_SHORT EXERCISE:_
Exactly and only the lines from the one containing "What's the underlying" through the close of the entries below are to be set down.

== == ==

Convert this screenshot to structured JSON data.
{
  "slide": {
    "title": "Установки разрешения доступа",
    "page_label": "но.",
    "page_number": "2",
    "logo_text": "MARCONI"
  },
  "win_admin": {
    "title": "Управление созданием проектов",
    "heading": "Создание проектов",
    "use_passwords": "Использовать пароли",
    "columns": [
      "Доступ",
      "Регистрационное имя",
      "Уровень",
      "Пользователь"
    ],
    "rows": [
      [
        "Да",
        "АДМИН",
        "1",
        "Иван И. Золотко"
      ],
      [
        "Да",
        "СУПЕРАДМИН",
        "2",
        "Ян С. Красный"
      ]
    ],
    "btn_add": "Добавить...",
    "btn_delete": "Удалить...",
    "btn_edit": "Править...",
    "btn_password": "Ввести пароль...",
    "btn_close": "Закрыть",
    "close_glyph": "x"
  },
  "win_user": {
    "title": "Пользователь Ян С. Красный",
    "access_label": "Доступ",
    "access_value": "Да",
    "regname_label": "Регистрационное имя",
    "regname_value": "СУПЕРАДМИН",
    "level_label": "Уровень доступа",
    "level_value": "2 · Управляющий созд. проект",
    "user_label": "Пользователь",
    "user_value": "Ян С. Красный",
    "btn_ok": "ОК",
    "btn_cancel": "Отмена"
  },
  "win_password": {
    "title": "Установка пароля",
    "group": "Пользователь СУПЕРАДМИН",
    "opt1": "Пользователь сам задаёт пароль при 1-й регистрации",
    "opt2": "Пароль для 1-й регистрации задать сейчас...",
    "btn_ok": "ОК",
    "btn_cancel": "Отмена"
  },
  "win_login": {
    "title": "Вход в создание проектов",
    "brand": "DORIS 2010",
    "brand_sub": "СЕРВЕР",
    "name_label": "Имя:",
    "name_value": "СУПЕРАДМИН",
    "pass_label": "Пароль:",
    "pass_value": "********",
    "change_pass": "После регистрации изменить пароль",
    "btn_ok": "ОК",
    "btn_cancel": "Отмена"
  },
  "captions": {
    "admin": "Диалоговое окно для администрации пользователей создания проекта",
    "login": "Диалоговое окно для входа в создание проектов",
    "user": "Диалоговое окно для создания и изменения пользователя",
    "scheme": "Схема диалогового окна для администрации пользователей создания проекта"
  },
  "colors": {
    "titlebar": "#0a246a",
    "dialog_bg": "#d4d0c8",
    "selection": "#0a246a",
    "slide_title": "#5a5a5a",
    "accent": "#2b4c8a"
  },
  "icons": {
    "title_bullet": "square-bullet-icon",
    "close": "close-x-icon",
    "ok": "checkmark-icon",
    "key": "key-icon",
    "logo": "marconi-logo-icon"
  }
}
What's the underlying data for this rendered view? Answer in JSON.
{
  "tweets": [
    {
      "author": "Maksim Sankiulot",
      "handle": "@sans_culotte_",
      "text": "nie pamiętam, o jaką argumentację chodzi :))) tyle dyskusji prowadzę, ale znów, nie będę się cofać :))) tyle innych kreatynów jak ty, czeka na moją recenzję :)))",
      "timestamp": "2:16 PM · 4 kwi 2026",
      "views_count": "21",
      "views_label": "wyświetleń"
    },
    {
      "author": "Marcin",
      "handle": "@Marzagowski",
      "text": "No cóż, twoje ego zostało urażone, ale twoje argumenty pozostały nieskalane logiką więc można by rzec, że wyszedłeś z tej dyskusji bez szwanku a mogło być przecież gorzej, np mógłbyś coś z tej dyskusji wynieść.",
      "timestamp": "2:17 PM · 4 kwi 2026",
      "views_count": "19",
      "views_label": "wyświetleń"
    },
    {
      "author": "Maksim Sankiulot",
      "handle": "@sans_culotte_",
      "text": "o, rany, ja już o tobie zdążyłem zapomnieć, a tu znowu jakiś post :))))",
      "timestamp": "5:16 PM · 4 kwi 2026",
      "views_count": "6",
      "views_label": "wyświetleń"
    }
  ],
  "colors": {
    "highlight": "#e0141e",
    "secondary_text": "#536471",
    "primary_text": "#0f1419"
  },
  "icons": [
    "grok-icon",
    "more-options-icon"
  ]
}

== == ==

_CORRECT RESULT:_
What's the underlying data for this rendered view? Answer in JSON.
{
  "tweets": [
    {
      "author": "Maksim Sankiulot",
      "handle": "@sans_culotte_",
      "text": "nie pamiętam, o jaką argumentację chodzi :))) tyle dyskusji prowadzę, ale znów, nie będę się cofać :))) tyle innych kreatynów jak ty, czeka na moją recenzję :)))",
      "timestamp": "2:16 PM · 4 kwi 2026",
      "views_count": "21",
      "views_label": "wyświetleń"
    },
    {
      "author": "Marcin",
      "handle": "@Marzagowski",
      "text": "No cóż, twoje ego zostało urażone, ale twoje argumenty pozostały nieskalane logiką więc można by rzec, że wyszedłeś z tej dyskusji bez szwanku a mogło być przecież gorzej, np mógłbyś coś z tej dyskusji wynieść.",
      "timestamp": "2:17 PM · 4 kwi 2026",
      "views_count": "19",
      "views_label": "wyświetleń"
    },
    {
      "author": "Maksim Sankiulot",
      "handle": "@sans_culotte_",
      "text": "o, rany, ja już o tobie zdążyłem zapomnieć, a tu znowu jakiś post :))))",
      "timestamp": "5:16 PM · 4 kwi 2026",
      "views_count": "6",
      "views_label": "wyświetleń"
    }
  ],
  "colors": {
    "highlight": "#e0141e",
    "secondary_text": "#536471",
    "primary_text": "#0f1419"
  },
  "icons": [
    "grok-icon",
    "more-options-icon"
  ]
}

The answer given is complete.